*EXERCISE OBJECTIVE:*
Pick out the lines below that contain the string "knopen" and copy them all.

>> BEGIN MATERIAL SHOWN

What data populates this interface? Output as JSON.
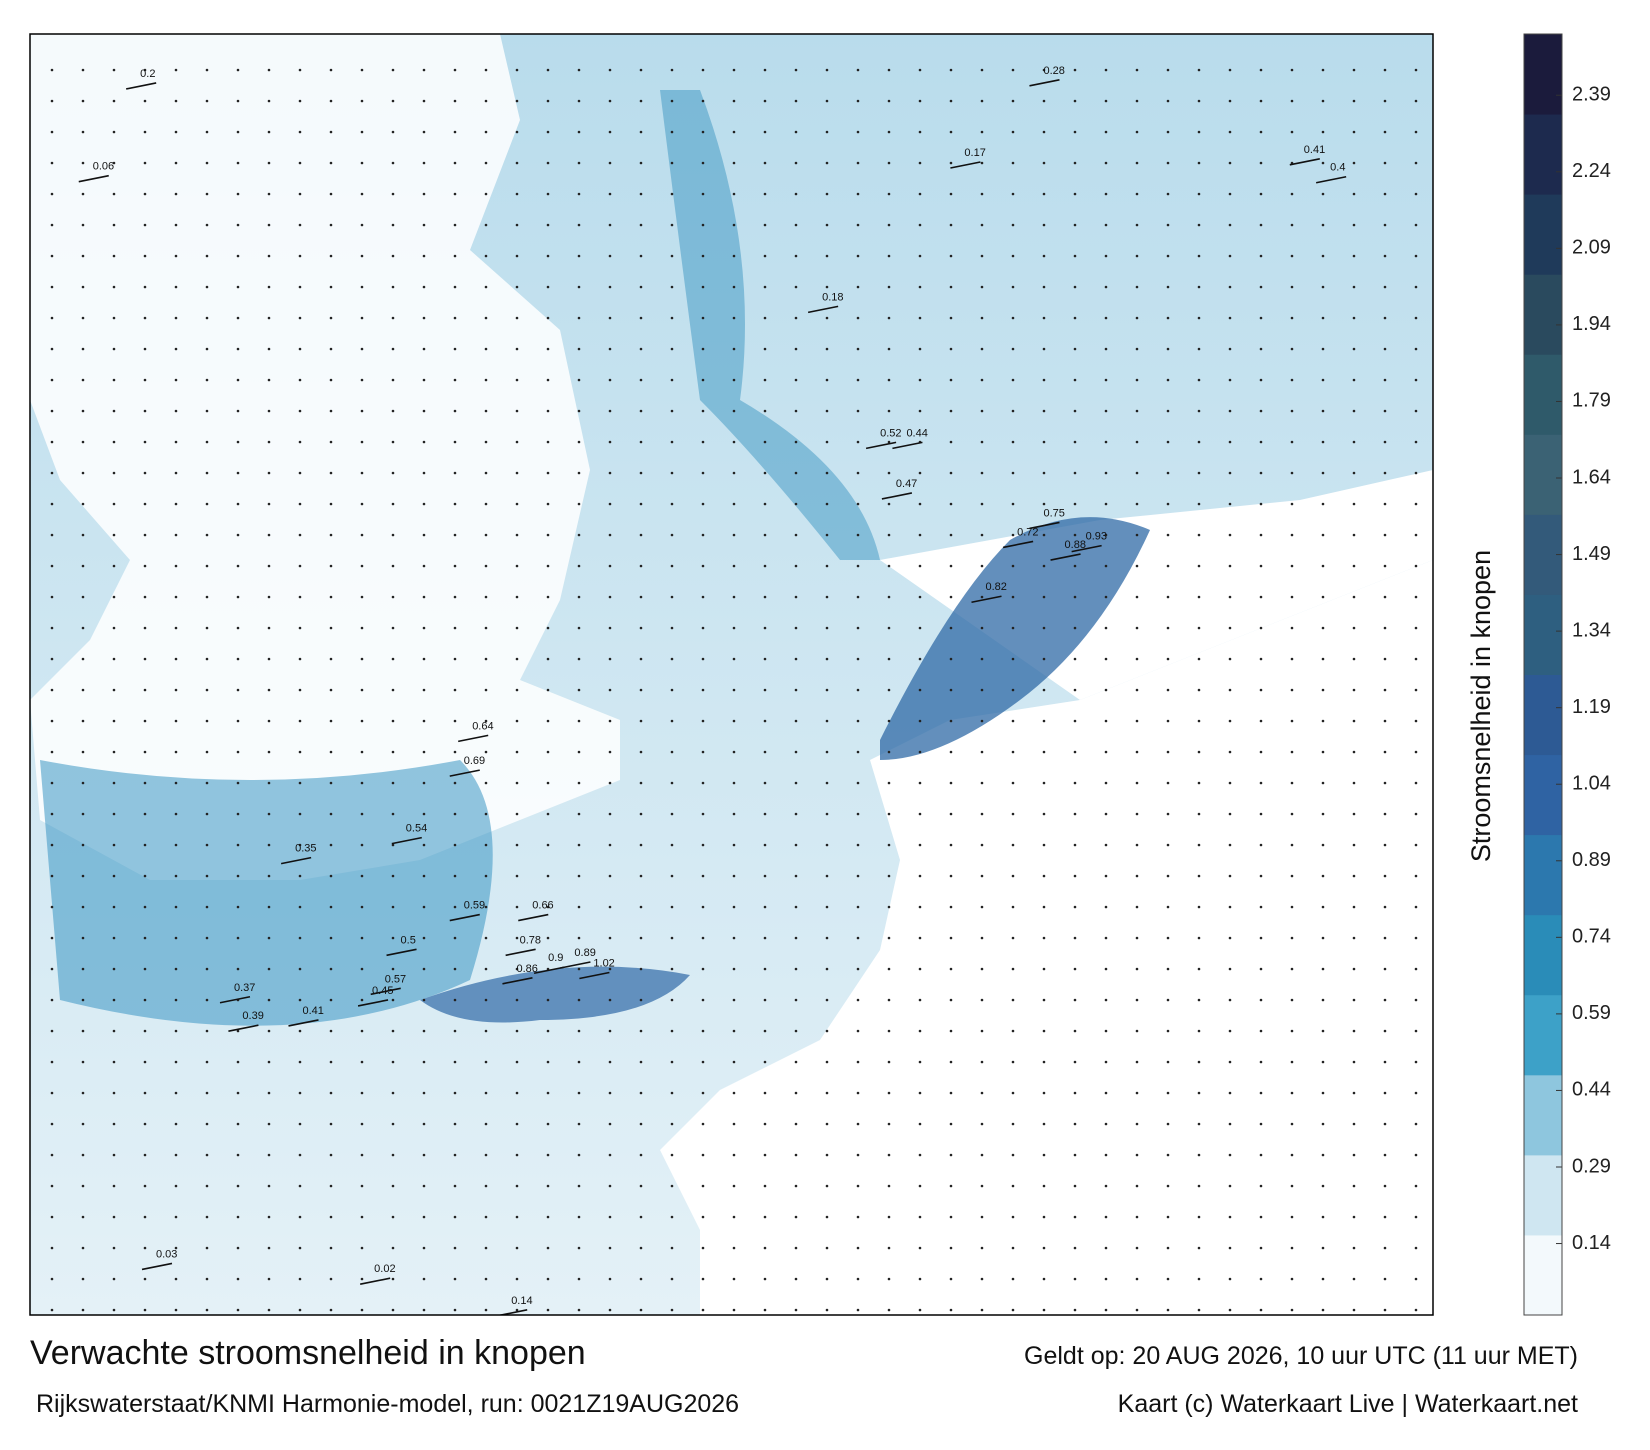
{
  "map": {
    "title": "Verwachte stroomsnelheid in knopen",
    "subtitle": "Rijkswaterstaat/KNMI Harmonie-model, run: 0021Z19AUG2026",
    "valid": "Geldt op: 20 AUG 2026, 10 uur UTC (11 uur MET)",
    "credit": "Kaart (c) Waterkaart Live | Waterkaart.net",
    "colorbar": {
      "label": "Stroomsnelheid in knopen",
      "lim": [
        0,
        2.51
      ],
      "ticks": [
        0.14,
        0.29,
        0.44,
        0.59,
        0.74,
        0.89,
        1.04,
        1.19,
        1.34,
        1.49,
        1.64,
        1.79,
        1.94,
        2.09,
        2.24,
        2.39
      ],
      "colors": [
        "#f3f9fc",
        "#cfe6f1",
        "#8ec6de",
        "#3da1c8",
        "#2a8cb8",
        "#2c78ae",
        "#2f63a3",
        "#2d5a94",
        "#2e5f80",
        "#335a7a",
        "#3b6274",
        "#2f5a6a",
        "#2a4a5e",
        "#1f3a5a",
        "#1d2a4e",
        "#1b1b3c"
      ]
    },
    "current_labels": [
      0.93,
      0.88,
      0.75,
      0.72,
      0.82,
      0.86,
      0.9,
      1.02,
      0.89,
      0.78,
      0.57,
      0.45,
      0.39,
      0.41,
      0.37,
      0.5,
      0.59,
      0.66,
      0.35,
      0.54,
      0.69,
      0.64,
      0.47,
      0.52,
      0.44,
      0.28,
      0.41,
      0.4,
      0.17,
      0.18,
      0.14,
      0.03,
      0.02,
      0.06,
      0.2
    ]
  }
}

>> END MATERIAL SHOWN

*THE RESPONSE:*
    "title": "Verwachte stroomsnelheid in knopen",
      "label": "Stroomsnelheid in knopen",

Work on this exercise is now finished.